* _TASK PROMPT_
Each line in the entries below that holds the string "Grade" is to be listed.

### INPUT RECORDS ###

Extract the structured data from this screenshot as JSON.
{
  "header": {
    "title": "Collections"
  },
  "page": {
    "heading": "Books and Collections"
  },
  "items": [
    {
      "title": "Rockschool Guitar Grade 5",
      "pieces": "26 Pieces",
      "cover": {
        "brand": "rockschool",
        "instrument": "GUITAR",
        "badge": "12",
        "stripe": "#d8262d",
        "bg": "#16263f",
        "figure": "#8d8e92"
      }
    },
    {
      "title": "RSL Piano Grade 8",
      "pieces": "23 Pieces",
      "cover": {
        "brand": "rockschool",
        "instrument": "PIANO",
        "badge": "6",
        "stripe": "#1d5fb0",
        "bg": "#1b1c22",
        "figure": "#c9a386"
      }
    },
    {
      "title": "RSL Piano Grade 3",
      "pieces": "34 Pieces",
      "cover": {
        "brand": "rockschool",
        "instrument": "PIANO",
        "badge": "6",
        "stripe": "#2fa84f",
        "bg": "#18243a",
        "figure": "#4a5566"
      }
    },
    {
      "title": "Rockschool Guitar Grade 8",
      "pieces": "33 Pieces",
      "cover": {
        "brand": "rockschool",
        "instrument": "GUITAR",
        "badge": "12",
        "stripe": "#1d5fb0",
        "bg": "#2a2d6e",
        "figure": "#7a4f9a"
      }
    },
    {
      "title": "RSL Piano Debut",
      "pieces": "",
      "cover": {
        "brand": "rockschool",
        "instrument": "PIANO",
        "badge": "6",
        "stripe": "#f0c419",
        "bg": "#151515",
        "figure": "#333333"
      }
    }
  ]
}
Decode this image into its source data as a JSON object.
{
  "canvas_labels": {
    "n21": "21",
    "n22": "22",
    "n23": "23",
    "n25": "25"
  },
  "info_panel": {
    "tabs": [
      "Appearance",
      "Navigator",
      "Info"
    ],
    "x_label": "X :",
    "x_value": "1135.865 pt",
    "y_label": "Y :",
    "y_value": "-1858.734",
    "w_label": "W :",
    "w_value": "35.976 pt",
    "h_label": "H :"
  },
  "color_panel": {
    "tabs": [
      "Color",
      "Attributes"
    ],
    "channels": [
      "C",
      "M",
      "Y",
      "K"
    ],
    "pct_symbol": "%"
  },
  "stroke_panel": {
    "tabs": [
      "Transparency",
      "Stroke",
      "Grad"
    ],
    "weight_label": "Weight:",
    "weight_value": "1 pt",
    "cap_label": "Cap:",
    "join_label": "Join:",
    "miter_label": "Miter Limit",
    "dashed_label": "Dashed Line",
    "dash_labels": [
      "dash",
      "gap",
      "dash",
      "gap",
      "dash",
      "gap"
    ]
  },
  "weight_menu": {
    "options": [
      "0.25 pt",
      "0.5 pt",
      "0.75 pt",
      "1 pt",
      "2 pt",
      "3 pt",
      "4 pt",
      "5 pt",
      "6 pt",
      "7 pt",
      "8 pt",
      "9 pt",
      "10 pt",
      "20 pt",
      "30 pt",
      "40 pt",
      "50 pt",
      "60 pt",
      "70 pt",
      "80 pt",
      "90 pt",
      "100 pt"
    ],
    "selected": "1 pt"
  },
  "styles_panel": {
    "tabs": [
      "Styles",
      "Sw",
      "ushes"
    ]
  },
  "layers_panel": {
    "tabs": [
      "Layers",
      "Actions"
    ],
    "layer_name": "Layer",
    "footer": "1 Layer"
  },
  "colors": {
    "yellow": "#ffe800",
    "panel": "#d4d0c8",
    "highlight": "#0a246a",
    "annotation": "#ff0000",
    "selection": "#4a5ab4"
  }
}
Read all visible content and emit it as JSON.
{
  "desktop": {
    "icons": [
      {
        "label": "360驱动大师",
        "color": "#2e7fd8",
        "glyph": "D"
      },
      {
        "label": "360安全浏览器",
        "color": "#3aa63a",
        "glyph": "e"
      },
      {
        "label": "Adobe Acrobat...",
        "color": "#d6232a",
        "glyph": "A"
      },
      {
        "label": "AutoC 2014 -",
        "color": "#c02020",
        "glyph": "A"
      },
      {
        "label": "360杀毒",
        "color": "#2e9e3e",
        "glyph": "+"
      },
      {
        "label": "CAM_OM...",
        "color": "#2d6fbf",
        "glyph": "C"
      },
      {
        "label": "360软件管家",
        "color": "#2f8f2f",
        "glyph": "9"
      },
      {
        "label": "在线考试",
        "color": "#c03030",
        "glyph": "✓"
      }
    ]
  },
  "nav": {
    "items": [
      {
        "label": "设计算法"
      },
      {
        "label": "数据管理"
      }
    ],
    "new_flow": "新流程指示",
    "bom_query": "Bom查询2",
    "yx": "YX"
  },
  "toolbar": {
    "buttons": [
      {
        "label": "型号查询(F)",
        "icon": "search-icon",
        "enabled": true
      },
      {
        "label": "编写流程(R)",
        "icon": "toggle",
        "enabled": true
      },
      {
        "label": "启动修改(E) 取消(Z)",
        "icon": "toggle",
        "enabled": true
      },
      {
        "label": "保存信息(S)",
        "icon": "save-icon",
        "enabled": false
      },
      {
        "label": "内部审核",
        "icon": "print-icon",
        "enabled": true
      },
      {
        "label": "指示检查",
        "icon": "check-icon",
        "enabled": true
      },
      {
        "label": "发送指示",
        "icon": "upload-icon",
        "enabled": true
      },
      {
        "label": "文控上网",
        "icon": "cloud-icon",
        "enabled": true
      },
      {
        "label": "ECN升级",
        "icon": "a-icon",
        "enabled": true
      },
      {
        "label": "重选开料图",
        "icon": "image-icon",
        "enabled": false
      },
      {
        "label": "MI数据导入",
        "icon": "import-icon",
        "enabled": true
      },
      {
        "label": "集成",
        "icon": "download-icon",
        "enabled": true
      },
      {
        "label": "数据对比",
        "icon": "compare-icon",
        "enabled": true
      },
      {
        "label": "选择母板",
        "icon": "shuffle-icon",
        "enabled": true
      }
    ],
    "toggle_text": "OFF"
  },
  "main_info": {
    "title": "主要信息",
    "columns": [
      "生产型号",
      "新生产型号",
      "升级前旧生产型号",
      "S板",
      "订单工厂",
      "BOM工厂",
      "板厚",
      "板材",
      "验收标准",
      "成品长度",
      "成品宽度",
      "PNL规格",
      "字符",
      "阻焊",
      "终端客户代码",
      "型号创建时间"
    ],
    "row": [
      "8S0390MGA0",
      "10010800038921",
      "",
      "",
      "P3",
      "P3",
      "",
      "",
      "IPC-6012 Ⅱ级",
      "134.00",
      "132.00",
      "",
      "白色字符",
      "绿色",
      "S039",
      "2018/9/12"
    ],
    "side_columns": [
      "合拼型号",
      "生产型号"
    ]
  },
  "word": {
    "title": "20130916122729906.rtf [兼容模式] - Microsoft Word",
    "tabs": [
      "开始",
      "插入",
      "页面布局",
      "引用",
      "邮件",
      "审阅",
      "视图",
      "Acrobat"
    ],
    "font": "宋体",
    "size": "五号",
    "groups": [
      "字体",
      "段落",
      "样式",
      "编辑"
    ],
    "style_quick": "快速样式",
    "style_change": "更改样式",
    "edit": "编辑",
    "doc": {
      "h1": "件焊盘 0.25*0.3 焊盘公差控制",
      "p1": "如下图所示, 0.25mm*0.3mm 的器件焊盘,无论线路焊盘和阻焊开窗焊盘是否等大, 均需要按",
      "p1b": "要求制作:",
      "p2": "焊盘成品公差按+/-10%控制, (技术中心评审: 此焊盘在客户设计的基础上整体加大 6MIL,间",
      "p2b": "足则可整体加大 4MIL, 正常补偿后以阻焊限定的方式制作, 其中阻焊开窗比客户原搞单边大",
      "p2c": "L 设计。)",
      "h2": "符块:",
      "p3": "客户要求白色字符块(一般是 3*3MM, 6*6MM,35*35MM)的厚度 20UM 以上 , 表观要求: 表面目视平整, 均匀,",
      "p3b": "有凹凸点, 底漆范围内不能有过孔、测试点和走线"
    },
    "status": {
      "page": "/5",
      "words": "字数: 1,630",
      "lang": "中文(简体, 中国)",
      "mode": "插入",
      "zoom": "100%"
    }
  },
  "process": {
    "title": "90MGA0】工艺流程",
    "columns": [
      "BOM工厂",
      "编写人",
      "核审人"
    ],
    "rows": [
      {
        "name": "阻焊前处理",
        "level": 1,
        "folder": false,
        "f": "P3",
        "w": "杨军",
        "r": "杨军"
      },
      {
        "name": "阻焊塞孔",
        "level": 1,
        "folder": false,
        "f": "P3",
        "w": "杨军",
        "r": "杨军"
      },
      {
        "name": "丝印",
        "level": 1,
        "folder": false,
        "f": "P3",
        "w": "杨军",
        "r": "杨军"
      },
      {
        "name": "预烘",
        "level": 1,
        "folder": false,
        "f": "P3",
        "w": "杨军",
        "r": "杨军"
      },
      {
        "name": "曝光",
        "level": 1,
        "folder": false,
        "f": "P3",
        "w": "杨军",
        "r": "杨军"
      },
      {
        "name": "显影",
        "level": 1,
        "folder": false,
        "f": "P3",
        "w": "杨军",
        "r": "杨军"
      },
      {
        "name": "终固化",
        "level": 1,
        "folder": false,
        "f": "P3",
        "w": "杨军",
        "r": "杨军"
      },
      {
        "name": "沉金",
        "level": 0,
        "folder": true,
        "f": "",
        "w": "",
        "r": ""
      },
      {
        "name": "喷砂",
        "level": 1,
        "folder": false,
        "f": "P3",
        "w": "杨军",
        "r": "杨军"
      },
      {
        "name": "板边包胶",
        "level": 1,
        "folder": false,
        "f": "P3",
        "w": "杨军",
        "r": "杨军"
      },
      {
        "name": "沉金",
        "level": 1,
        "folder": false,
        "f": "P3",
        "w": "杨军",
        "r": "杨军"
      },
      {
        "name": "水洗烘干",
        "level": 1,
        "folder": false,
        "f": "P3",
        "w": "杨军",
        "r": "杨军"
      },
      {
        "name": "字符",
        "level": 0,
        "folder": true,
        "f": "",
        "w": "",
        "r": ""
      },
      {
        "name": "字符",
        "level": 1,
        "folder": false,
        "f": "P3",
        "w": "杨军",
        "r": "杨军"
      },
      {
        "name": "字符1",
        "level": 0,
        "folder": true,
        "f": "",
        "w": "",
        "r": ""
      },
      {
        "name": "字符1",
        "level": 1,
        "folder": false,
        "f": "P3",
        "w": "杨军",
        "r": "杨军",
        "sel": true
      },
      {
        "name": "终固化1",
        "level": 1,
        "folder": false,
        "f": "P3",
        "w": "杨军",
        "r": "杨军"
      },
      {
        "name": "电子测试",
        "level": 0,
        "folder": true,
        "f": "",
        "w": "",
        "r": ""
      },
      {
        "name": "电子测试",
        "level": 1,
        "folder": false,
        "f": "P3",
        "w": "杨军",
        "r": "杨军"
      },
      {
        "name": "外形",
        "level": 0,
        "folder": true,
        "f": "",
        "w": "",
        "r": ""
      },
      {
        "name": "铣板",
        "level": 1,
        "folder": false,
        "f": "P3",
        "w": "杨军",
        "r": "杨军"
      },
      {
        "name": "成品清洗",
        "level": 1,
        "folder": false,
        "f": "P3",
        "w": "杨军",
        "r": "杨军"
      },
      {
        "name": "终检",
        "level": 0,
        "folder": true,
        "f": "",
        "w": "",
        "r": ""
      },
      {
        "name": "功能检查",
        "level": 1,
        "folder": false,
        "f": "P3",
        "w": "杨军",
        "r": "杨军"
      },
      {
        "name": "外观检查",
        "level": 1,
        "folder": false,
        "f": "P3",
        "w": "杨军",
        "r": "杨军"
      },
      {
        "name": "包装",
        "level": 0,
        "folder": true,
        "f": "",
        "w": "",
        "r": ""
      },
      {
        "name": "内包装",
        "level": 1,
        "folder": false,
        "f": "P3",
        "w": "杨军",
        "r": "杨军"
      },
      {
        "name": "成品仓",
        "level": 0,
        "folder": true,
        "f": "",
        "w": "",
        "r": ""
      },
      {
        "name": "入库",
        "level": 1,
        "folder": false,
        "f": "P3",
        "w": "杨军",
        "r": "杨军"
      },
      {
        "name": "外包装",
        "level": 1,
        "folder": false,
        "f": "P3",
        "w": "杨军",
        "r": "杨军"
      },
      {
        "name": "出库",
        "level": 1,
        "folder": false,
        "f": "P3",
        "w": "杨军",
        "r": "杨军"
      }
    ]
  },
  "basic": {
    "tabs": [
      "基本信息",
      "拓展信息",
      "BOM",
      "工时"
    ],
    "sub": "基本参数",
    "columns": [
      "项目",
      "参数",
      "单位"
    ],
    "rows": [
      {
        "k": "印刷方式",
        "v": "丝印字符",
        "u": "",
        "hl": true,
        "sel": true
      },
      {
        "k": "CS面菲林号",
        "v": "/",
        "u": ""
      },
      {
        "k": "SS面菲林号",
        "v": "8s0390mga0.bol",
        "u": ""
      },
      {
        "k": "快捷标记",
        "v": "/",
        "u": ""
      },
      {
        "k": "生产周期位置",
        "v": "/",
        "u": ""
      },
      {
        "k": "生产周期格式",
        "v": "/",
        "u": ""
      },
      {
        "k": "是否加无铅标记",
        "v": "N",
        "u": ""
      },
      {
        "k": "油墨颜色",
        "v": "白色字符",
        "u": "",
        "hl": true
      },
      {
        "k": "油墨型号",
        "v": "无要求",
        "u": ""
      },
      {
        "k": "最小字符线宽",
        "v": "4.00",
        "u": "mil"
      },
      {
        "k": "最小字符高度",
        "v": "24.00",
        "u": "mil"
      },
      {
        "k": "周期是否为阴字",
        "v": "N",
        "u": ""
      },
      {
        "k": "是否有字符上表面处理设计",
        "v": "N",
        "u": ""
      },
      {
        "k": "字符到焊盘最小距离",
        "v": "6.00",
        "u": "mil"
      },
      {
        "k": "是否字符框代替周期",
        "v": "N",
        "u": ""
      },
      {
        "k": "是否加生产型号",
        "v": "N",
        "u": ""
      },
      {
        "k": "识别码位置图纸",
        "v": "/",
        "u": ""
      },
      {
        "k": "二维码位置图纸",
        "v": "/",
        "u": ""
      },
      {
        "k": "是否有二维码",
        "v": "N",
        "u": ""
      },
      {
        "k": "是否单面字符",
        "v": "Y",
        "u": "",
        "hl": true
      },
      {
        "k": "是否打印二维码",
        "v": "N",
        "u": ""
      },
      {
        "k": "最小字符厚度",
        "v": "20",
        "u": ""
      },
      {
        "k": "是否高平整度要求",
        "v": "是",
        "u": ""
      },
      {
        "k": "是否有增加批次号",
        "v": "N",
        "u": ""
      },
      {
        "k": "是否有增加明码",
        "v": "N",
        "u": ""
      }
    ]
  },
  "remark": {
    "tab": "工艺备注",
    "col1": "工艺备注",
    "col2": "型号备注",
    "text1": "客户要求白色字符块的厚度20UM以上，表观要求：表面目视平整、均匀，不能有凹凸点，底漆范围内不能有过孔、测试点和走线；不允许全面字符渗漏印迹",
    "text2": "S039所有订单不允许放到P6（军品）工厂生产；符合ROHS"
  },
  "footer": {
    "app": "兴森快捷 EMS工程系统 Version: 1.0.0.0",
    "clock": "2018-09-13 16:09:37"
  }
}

###

* _SOLVED EXERCISE_
      "title": "Rockschool Guitar Grade 5",
      "title": "RSL Piano Grade 8",
      "title": "RSL Piano Grade 3",
      "title": "Rockschool Guitar Grade 8",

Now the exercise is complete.